### What is needed:
The listing must be reproduced in full, exactly as it stands.
[START OF Source data]
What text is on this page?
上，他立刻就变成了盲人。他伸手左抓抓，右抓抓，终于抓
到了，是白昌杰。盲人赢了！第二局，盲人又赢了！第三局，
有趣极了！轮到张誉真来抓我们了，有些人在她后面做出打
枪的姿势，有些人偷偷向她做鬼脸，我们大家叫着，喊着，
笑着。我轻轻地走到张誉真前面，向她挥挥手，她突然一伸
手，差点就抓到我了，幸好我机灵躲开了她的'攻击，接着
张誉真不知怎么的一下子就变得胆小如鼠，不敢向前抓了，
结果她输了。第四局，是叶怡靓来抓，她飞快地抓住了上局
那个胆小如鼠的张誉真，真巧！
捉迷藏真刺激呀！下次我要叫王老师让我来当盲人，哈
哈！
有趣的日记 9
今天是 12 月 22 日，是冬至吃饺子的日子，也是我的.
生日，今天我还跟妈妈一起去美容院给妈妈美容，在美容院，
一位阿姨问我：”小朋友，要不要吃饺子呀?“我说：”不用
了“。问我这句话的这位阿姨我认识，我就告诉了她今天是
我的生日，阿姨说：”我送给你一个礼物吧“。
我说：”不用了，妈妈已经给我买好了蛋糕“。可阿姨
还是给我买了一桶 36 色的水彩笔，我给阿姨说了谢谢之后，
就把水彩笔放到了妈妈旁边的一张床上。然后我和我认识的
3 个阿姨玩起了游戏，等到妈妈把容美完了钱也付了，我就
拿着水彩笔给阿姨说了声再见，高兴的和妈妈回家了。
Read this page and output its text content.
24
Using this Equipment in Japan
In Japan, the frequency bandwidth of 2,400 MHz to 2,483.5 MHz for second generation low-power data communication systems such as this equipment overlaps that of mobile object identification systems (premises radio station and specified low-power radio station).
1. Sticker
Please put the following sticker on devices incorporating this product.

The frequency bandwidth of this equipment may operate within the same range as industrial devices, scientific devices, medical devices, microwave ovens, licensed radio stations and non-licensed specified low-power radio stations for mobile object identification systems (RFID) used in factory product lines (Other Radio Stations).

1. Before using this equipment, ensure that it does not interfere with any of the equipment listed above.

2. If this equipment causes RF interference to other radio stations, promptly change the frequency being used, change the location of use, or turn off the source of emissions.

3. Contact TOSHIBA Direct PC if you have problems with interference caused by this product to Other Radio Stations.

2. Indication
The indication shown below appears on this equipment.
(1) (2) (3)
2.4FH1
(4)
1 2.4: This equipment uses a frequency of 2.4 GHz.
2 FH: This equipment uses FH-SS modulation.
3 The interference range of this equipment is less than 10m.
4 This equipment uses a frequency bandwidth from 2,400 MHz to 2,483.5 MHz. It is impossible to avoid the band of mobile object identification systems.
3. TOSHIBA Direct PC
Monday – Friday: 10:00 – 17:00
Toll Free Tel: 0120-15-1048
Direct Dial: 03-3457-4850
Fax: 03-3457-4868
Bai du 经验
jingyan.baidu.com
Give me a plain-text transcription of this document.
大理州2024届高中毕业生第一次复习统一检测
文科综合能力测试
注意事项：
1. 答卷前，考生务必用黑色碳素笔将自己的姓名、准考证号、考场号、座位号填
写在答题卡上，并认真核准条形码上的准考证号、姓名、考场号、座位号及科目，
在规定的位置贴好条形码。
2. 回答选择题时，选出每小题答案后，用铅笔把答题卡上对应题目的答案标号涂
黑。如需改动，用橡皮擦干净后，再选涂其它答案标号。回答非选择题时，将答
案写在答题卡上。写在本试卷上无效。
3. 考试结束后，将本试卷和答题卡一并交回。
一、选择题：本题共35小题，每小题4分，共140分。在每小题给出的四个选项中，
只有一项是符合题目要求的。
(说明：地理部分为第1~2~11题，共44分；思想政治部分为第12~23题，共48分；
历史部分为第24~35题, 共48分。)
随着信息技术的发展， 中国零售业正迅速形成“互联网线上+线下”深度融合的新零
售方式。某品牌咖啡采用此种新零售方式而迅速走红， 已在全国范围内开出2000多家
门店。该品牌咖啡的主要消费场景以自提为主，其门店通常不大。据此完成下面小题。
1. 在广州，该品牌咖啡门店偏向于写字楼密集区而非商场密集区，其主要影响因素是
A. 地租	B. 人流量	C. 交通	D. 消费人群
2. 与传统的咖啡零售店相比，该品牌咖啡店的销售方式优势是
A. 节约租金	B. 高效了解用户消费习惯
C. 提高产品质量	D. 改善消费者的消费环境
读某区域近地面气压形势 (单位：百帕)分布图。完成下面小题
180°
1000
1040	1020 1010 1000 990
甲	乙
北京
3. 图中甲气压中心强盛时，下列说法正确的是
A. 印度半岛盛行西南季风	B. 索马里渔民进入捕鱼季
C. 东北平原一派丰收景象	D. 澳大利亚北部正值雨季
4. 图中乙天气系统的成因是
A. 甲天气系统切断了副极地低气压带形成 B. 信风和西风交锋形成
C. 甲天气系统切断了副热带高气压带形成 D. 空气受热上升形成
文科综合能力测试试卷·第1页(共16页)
[END OF Source data]
### Solution for this task:
What text is on this page?
上，他立刻就变成了盲人。他伸手左抓抓，右抓抓，终于抓
到了，是白昌杰。盲人赢了！第二局，盲人又赢了！第三局，
有趣极了！轮到张誉真来抓我们了，有些人在她后面做出打
枪的姿势，有些人偷偷向她做鬼脸，我们大家叫着，喊着，
笑着。我轻轻地走到张誉真前面，向她挥挥手，她突然一伸
手，差点就抓到我了，幸好我机灵躲开了她的'攻击，接着
张誉真不知怎么的一下子就变得胆小如鼠，不敢向前抓了，
结果她输了。第四局，是叶怡靓来抓，她飞快地抓住了上局
那个胆小如鼠的张誉真，真巧！
捉迷藏真刺激呀！下次我要叫王老师让我来当盲人，哈
哈！
有趣的日记 9
今天是 12 月 22 日，是冬至吃饺子的日子，也是我的.
生日，今天我还跟妈妈一起去美容院给妈妈美容，在美容院，
一位阿姨问我：”小朋友，要不要吃饺子呀?“我说：”不用
了“。问我这句话的这位阿姨我认识，我就告诉了她今天是
我的生日，阿姨说：”我送给你一个礼物吧“。
我说：”不用了，妈妈已经给我买好了蛋糕“。可阿姨
还是给我买了一桶 36 色的水彩笔，我给阿姨说了谢谢之后，
就把水彩笔放到了妈妈旁边的一张床上。然后我和我认识的
3 个阿姨玩起了游戏，等到妈妈把容美完了钱也付了，我就
拿着水彩笔给阿姨说了声再见，高兴的和妈妈回家了。
Read this page and output its text content.
24
Using this Equipment in Japan
In Japan, the frequency bandwidth of 2,400 MHz to 2,483.5 MHz for second generation low-power data communication systems such as this equipment overlaps that of mobile object identification systems (premises radio station and specified low-power radio station).
1. Sticker
Please put the following sticker on devices incorporating this product.

The frequency bandwidth of this equipment may operate within the same range as industrial devices, scientific devices, medical devices, microwave ovens, licensed radio stations and non-licensed specified low-power radio stations for mobile object identification systems (RFID) used in factory product lines (Other Radio Stations).

1. Before using this equipment, ensure that it does not interfere with any of the equipment listed above.

2. If this equipment causes RF interference to other radio stations, promptly change the frequency being used, change the location of use, or turn off the source of emissions.

3. Contact TOSHIBA Direct PC if you have problems with interference caused by this product to Other Radio Stations.

2. Indication
The indication shown below appears on this equipment.
(1) (2) (3)
2.4FH1
(4)
1 2.4: This equipment uses a frequency of 2.4 GHz.
2 FH: This equipment uses FH-SS modulation.
3 The interference range of this equipment is less than 10m.
4 This equipment uses a frequency bandwidth from 2,400 MHz to 2,483.5 MHz. It is impossible to avoid the band of mobile object identification systems.
3. TOSHIBA Direct PC
Monday – Friday: 10:00 – 17:00
Toll Free Tel: 0120-15-1048
Direct Dial: 03-3457-4850
Fax: 03-3457-4868
Bai du 经验
jingyan.baidu.com
Give me a plain-text transcription of this document.
大理州2024届高中毕业生第一次复习统一检测
文科综合能力测试
注意事项：
1. 答卷前，考生务必用黑色碳素笔将自己的姓名、准考证号、考场号、座位号填
写在答题卡上，并认真核准条形码上的准考证号、姓名、考场号、座位号及科目，
在规定的位置贴好条形码。
2. 回答选择题时，选出每小题答案后，用铅笔把答题卡上对应题目的答案标号涂
黑。如需改动，用橡皮擦干净后，再选涂其它答案标号。回答非选择题时，将答
案写在答题卡上。写在本试卷上无效。
3. 考试结束后，将本试卷和答题卡一并交回。
一、选择题：本题共35小题，每小题4分，共140分。在每小题给出的四个选项中，
只有一项是符合题目要求的。
(说明：地理部分为第1~2~11题，共44分；思想政治部分为第12~23题，共48分；
历史部分为第24~35题, 共48分。)
随着信息技术的发展， 中国零售业正迅速形成“互联网线上+线下”深度融合的新零
售方式。某品牌咖啡采用此种新零售方式而迅速走红， 已在全国范围内开出2000多家
门店。该品牌咖啡的主要消费场景以自提为主，其门店通常不大。据此完成下面小题。
1. 在广州，该品牌咖啡门店偏向于写字楼密集区而非商场密集区，其主要影响因素是
A. 地租	B. 人流量	C. 交通	D. 消费人群
2. 与传统的咖啡零售店相比，该品牌咖啡店的销售方式优势是
A. 节约租金	B. 高效了解用户消费习惯
C. 提高产品质量	D. 改善消费者的消费环境
读某区域近地面气压形势 (单位：百帕)分布图。完成下面小题
180°
1000
1040	1020 1010 1000 990
甲	乙
北京
3. 图中甲气压中心强盛时，下列说法正确的是
A. 印度半岛盛行西南季风	B. 索马里渔民进入捕鱼季
C. 东北平原一派丰收景象	D. 澳大利亚北部正值雨季
4. 图中乙天气系统的成因是
A. 甲天气系统切断了副极地低气压带形成 B. 信风和西风交锋形成
C. 甲天气系统切断了副热带高气压带形成 D. 空气受热上升形成
文科综合能力测试试卷·第1页(共16页)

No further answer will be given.